[Records excerpted from a collection]

● ● ● ● ● ● ●

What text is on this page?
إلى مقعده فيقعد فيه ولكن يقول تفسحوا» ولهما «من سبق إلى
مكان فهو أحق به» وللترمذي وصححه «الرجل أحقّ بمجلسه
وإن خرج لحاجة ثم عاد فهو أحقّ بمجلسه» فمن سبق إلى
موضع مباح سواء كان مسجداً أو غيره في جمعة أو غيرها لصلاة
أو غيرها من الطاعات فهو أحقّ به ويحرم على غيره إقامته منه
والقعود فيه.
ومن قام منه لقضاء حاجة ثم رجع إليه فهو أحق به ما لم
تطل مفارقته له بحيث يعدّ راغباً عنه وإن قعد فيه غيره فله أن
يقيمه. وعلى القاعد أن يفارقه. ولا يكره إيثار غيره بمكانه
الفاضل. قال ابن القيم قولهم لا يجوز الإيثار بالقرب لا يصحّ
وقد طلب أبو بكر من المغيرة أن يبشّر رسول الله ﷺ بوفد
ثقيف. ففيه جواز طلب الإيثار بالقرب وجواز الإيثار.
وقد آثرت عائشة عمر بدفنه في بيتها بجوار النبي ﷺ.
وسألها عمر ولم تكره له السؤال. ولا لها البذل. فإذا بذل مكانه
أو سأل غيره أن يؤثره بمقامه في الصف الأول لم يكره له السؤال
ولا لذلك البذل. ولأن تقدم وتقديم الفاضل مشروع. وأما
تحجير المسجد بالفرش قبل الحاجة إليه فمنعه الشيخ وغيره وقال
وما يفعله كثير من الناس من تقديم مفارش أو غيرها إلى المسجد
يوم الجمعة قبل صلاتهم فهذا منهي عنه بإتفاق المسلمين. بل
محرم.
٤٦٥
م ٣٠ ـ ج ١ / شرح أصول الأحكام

● ● ● ● ● ● ●

How many of the lines above contain the string "يكره"? Give the number only.

2